> Goal of the exercise
Return a copy of every line in the records that includes the word "если".

> Collected data entries
■ ■ ■

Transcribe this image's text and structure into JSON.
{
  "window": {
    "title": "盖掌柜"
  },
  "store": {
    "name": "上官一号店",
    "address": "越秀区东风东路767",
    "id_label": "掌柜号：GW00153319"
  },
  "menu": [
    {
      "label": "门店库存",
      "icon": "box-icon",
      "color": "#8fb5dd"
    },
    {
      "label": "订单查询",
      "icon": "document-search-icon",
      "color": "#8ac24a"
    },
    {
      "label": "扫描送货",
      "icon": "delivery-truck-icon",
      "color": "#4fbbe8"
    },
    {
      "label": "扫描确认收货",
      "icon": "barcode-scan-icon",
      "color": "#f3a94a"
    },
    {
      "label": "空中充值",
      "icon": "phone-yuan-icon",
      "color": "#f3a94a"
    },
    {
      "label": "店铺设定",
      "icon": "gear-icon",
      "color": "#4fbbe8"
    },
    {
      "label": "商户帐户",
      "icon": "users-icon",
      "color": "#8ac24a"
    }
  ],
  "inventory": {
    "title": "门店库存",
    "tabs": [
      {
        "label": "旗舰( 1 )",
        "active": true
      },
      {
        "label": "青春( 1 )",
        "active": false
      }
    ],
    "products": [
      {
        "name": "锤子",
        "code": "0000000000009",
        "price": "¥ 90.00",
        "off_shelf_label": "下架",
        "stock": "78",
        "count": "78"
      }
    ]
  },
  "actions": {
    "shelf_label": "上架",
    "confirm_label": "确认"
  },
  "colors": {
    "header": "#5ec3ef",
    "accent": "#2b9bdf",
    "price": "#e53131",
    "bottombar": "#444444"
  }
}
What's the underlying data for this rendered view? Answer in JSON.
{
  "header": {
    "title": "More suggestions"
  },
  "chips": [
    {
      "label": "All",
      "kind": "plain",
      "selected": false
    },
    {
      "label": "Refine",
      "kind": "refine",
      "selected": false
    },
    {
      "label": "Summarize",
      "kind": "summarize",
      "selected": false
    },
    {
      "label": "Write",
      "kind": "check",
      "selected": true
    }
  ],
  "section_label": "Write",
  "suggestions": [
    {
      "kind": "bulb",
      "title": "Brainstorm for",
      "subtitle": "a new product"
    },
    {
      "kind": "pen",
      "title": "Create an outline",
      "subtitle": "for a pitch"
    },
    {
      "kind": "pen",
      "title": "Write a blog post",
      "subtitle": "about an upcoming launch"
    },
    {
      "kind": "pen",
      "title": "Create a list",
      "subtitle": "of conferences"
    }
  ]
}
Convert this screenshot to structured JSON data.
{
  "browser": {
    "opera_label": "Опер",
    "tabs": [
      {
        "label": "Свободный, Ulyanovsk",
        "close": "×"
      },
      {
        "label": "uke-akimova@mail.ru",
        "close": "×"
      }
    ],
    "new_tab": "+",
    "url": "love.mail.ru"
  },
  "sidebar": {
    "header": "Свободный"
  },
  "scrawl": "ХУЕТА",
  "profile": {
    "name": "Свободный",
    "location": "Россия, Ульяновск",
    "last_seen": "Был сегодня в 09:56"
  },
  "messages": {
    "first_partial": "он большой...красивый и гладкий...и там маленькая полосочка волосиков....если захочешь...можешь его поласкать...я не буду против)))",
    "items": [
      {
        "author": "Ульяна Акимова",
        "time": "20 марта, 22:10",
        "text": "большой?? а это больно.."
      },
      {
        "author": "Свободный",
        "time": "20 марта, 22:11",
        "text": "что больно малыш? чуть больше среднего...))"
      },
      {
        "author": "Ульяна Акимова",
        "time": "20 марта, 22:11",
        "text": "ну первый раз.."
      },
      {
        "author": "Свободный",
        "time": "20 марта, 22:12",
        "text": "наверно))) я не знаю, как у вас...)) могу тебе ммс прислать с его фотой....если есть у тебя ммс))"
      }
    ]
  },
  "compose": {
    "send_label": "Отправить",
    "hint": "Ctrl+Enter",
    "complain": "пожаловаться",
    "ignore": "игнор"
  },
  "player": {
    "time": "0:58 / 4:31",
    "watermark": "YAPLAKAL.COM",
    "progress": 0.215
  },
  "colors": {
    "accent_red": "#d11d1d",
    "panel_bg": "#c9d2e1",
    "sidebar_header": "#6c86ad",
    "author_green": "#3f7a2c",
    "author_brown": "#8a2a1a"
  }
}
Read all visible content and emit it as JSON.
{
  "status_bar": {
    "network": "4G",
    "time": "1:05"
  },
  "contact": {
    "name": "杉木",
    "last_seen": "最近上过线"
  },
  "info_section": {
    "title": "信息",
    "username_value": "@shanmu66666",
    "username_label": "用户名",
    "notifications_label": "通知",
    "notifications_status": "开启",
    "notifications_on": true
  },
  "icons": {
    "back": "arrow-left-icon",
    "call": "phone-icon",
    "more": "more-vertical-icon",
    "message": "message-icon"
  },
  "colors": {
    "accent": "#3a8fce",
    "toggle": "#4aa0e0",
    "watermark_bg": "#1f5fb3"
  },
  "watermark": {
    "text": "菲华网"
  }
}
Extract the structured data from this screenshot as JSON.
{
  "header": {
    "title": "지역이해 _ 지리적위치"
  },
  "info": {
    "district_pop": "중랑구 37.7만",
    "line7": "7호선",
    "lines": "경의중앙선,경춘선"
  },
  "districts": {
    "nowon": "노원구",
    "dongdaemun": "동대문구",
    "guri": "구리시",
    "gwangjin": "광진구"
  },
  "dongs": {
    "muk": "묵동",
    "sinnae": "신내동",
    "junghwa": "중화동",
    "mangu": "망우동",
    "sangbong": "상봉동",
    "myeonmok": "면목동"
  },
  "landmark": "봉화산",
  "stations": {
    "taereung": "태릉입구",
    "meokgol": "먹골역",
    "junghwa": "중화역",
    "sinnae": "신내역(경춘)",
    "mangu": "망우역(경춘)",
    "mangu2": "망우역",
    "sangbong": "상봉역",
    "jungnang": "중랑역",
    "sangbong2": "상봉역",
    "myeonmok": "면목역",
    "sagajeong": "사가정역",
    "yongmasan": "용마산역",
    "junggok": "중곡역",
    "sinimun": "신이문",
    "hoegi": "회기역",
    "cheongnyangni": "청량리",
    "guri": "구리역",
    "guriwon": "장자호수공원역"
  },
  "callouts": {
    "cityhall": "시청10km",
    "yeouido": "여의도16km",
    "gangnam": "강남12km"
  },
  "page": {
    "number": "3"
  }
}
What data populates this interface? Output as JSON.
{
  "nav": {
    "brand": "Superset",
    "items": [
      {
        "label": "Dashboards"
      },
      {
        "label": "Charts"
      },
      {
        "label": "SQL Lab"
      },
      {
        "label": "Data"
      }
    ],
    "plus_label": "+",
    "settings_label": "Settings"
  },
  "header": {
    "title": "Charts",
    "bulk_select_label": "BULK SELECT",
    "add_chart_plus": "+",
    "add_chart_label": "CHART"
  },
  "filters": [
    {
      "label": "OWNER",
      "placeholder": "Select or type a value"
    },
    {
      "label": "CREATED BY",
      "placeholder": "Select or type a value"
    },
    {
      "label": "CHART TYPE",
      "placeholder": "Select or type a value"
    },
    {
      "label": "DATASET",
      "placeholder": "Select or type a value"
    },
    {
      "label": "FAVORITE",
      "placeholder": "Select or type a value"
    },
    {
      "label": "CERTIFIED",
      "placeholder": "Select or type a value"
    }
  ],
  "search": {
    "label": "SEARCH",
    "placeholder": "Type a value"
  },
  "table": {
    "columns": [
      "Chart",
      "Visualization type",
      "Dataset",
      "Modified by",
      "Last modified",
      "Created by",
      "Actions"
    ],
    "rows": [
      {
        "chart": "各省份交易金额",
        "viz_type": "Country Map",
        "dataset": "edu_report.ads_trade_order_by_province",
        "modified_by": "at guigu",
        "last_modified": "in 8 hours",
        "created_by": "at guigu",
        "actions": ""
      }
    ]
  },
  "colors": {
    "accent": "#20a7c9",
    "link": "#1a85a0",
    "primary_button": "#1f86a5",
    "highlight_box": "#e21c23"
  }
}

■ ■ ■

> The response
    "first_partial": "он большой...красивый и гладкий...и там маленькая полосочка волосиков....если захочешь...можешь его поласкать...я не буду против)))",
        "text": "наверно))) я не знаю, как у вас...)) могу тебе ммс прислать с его фотой....если есть у тебя ммс))"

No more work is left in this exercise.